**Short task**:
Reproduce each record exactly.

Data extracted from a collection
-*-

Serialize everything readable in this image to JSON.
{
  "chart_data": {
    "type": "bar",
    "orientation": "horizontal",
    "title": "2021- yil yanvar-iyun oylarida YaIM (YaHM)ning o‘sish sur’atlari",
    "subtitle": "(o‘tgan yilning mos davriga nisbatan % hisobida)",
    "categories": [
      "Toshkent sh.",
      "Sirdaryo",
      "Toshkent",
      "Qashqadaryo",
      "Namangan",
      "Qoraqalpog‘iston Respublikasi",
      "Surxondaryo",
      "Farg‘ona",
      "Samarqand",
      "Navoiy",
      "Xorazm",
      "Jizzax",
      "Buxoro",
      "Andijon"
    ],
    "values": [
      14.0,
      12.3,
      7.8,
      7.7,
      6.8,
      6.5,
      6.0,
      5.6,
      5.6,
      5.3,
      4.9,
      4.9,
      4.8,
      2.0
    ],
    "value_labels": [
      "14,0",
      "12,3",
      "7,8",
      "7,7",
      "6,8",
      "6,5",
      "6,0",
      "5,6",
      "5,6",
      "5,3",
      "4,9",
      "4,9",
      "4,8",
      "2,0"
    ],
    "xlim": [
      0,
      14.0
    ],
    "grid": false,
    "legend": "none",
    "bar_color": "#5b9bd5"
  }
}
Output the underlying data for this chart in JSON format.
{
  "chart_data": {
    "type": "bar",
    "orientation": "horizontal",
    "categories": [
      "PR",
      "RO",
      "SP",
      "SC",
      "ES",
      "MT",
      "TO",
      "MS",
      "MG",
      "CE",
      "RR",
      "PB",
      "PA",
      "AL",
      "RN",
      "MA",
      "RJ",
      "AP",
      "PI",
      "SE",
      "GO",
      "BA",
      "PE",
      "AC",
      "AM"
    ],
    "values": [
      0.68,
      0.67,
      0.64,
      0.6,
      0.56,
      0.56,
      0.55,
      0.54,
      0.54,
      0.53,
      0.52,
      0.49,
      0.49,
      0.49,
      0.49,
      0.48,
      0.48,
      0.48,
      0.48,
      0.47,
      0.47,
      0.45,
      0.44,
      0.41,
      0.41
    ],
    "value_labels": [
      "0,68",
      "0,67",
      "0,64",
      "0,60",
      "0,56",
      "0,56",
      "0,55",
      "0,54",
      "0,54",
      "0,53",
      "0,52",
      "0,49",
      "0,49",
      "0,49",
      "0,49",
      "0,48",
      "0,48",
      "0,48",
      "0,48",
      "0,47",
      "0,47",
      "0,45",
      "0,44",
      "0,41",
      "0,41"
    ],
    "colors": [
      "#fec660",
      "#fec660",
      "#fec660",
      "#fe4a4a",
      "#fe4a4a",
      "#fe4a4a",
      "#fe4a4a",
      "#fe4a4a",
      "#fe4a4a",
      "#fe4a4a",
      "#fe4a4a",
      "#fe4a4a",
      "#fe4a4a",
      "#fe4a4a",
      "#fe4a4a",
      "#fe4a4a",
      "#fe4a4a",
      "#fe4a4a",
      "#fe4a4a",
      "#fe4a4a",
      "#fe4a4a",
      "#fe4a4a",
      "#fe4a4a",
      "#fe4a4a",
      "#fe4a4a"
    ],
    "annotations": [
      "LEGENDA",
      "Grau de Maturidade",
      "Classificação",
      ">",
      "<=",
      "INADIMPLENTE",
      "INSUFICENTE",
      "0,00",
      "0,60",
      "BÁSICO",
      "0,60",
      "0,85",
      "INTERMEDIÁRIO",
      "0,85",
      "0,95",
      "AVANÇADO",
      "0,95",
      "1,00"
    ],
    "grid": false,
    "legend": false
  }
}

-*-

**Full answer**:
Serialize everything readable in this image to JSON.
{
  "chart_data": {
    "type": "bar",
    "orientation": "horizontal",
    "title": "2021- yil yanvar-iyun oylarida YaIM (YaHM)ning o‘sish sur’atlari",
    "subtitle": "(o‘tgan yilning mos davriga nisbatan % hisobida)",
    "categories": [
      "Toshkent sh.",
      "Sirdaryo",
      "Toshkent",
      "Qashqadaryo",
      "Namangan",
      "Qoraqalpog‘iston Respublikasi",
      "Surxondaryo",
      "Farg‘ona",
      "Samarqand",
      "Navoiy",
      "Xorazm",
      "Jizzax",
      "Buxoro",
      "Andijon"
    ],
    "values": [
      14.0,
      12.3,
      7.8,
      7.7,
      6.8,
      6.5,
      6.0,
      5.6,
      5.6,
      5.3,
      4.9,
      4.9,
      4.8,
      2.0
    ],
    "value_labels": [
      "14,0",
      "12,3",
      "7,8",
      "7,7",
      "6,8",
      "6,5",
      "6,0",
      "5,6",
      "5,6",
      "5,3",
      "4,9",
      "4,9",
      "4,8",
      "2,0"
    ],
    "xlim": [
      0,
      14.0
    ],
    "grid": false,
    "legend": "none",
    "bar_color": "#5b9bd5"
  }
}
Output the underlying data for this chart in JSON format.
{
  "chart_data": {
    "type": "bar",
    "orientation": "horizontal",
    "categories": [
      "PR",
      "RO",
      "SP",
      "SC",
      "ES",
      "MT",
      "TO",
      "MS",
      "MG",
      "CE",
      "RR",
      "PB",
      "PA",
      "AL",
      "RN",
      "MA",
      "RJ",
      "AP",
      "PI",
      "SE",
      "GO",
      "BA",
      "PE",
      "AC",
      "AM"
    ],
    "values": [
      0.68,
      0.67,
      0.64,
      0.6,
      0.56,
      0.56,
      0.55,
      0.54,
      0.54,
      0.53,
      0.52,
      0.49,
      0.49,
      0.49,
      0.49,
      0.48,
      0.48,
      0.48,
      0.48,
      0.47,
      0.47,
      0.45,
      0.44,
      0.41,
      0.41
    ],
    "value_labels": [
      "0,68",
      "0,67",
      "0,64",
      "0,60",
      "0,56",
      "0,56",
      "0,55",
      "0,54",
      "0,54",
      "0,53",
      "0,52",
      "0,49",
      "0,49",
      "0,49",
      "0,49",
      "0,48",
      "0,48",
      "0,48",
      "0,48",
      "0,47",
      "0,47",
      "0,45",
      "0,44",
      "0,41",
      "0,41"
    ],
    "colors": [
      "#fec660",
      "#fec660",
      "#fec660",
      "#fe4a4a",
      "#fe4a4a",
      "#fe4a4a",
      "#fe4a4a",
      "#fe4a4a",
      "#fe4a4a",
      "#fe4a4a",
      "#fe4a4a",
      "#fe4a4a",
      "#fe4a4a",
      "#fe4a4a",
      "#fe4a4a",
      "#fe4a4a",
      "#fe4a4a",
      "#fe4a4a",
      "#fe4a4a",
      "#fe4a4a",
      "#fe4a4a",
      "#fe4a4a",
      "#fe4a4a",
      "#fe4a4a",
      "#fe4a4a"
    ],
    "annotations": [
      "LEGENDA",
      "Grau de Maturidade",
      "Classificação",
      ">",
      "<=",
      "INADIMPLENTE",
      "INSUFICENTE",
      "0,00",
      "0,60",
      "BÁSICO",
      "0,60",
      "0,85",
      "INTERMEDIÁRIO",
      "0,85",
      "0,95",
      "AVANÇADO",
      "0,95",
      "1,00"
    ],
    "grid": false,
    "legend": false
  }
}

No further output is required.